Text segment
[llvm] r268539 - [AArch64] Use the reciprocal estimation machinery
Eric Christopher via llvm-commits
llvm-commits at lists.llvm.org
Tue Sep 20 12:43:11 PDT 2016
On Tue, Sep 20, 2016 at 11:50 AM Sanjay Patel <spatel at rotateright.com>
wrote:
> Hi Evandro -
>
> Yes, you're absolutely correct that doing this at the DAG level allows
> more folding. In fact, the codegen for x86 was recently refined some more
> with:
> https://reviews.llvm.org/D21127
>
> And there was another heuristic-driven DAG sqrt patch for x86 after that.
>
> I think everyone agrees in principle that we need more machine-level
> folding, but it seems to take more effort to do the work down there, so
> it's not happening very much?
>
> I may not be understanding what's going on with this patch or this thread.
> Is the revert request because we want to fix/nuke TargetOptions or
> something else?
>
>
The revert request is for a couple of reasons:
a) Yes, TargetOptions should go away as much as possible,
b) The non-x86 implementations of this break LTO.
> Ie, it's going to take multiple steps to reach the ideal solution. I'm
> assuming we need to get the recip options attached to IR somehow (FMF,
> metadata) which then needs to get passed to the DAG so those folds can
> continue working like they do today. Redoing/enhancing the DAG folding in
> MI would be the final step, and that requires running FMF plumbing to MI
> because that doesn't exist yet AFAIK.
>
>
Can you at least just start attaching it to the function as an option for
now?
-eric
>
>
> On Tue, Sep 20, 2016 at 12:11 PM, Evandro Menezes <e.menezes at samsung.com>
> wrote:
>
> Hi, Sanjay.

Dataset content

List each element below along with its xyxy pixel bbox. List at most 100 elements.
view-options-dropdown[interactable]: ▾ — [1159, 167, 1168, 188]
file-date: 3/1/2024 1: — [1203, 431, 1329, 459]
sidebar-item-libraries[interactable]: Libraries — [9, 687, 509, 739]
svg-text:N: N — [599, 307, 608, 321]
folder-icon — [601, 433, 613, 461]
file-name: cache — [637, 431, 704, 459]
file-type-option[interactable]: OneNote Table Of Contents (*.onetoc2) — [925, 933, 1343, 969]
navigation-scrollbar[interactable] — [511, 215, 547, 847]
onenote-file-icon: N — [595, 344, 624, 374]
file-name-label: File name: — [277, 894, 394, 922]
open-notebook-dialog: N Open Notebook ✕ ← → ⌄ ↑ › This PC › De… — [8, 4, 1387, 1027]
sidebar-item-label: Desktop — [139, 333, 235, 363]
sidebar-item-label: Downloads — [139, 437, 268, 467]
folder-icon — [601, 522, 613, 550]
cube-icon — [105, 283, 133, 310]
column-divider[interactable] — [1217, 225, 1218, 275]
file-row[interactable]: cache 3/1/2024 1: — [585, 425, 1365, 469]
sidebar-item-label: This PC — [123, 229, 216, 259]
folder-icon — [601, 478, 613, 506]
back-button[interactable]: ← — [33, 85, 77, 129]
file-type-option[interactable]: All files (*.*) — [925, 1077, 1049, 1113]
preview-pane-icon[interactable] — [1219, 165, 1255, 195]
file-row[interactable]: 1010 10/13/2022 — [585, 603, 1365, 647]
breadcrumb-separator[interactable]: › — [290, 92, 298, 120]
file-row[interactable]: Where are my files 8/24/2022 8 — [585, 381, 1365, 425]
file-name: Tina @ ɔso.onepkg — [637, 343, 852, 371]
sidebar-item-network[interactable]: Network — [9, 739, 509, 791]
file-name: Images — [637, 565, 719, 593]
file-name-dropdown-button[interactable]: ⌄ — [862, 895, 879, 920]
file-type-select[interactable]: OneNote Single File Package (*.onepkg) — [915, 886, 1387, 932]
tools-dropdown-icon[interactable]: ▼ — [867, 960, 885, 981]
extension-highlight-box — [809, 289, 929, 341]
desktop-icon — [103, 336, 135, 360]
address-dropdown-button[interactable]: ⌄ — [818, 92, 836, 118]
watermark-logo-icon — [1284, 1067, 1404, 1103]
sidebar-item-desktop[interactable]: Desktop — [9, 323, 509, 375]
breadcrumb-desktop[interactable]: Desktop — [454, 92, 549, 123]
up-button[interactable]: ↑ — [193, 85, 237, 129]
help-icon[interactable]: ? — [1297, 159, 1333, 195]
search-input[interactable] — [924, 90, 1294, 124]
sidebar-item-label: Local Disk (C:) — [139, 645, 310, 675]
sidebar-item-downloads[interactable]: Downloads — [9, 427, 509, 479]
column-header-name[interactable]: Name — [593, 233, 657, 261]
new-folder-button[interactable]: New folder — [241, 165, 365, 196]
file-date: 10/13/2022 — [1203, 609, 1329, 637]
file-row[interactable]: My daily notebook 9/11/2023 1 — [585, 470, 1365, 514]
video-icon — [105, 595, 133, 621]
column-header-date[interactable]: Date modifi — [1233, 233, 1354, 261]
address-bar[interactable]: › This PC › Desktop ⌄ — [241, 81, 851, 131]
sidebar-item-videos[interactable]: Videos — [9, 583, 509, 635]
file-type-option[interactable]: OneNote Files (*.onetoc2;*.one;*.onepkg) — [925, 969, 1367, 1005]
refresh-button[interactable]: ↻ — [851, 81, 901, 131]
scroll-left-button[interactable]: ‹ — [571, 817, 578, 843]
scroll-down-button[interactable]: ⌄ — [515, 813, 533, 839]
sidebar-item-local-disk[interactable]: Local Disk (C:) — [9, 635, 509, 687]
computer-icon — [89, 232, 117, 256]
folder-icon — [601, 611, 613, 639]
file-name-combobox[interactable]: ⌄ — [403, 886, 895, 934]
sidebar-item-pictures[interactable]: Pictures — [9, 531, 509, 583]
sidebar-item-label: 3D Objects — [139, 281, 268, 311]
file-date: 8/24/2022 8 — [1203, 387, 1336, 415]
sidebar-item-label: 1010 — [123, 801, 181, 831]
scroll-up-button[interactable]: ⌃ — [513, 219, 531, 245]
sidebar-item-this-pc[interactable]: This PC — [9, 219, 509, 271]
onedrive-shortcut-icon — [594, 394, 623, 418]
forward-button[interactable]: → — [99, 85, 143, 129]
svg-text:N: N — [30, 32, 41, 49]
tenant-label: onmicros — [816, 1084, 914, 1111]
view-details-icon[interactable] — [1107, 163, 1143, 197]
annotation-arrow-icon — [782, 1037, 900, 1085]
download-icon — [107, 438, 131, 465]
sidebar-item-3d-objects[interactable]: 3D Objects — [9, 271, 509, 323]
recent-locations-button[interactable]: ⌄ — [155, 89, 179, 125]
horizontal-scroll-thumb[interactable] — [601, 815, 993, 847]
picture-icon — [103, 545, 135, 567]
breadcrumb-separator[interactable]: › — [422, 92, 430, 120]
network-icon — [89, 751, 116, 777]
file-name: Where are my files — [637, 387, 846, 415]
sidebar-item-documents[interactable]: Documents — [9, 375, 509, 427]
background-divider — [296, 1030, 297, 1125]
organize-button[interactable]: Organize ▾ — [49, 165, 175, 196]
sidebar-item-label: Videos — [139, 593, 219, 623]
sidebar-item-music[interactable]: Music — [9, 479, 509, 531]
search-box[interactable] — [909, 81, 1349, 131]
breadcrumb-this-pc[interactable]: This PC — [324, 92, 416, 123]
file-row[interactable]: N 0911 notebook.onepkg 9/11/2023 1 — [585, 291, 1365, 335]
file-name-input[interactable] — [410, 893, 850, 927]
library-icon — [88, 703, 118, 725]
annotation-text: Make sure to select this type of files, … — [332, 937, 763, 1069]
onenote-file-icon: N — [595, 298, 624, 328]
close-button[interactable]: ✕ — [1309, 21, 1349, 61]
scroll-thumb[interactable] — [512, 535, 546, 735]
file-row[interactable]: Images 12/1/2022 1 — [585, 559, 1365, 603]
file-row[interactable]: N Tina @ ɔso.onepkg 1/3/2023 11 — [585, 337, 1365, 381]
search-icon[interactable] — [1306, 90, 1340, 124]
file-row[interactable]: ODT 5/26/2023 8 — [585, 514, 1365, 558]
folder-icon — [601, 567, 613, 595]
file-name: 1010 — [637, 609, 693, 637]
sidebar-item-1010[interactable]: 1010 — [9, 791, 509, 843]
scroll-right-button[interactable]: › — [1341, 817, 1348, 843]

Given instruction
Reproduce the mailing-list message from "[llvm] r268539 - [AArch64]" up to and including "x86 after that.", putting "AArch64" in place of "x86".

Task response
[llvm] r268539 - [AArch64] Use the reciprocal estimation machinery
Eric Christopher via llvm-commits
llvm-commits at lists.llvm.org
Tue Sep 20 12:43:11 PDT 2016
On Tue, Sep 20, 2016 at 11:50 AM Sanjay Patel <spatel at rotateright.com>
wrote:
> Hi Evandro -
>
> Yes, you're absolutely correct that doing this at the DAG level allows
> more folding. In fact, the codegen for AArch64 was recently refined some more
> with:
> https://reviews.llvm.org/D21127
>
> And there was another heuristic-driven DAG sqrt patch for AArch64 after that.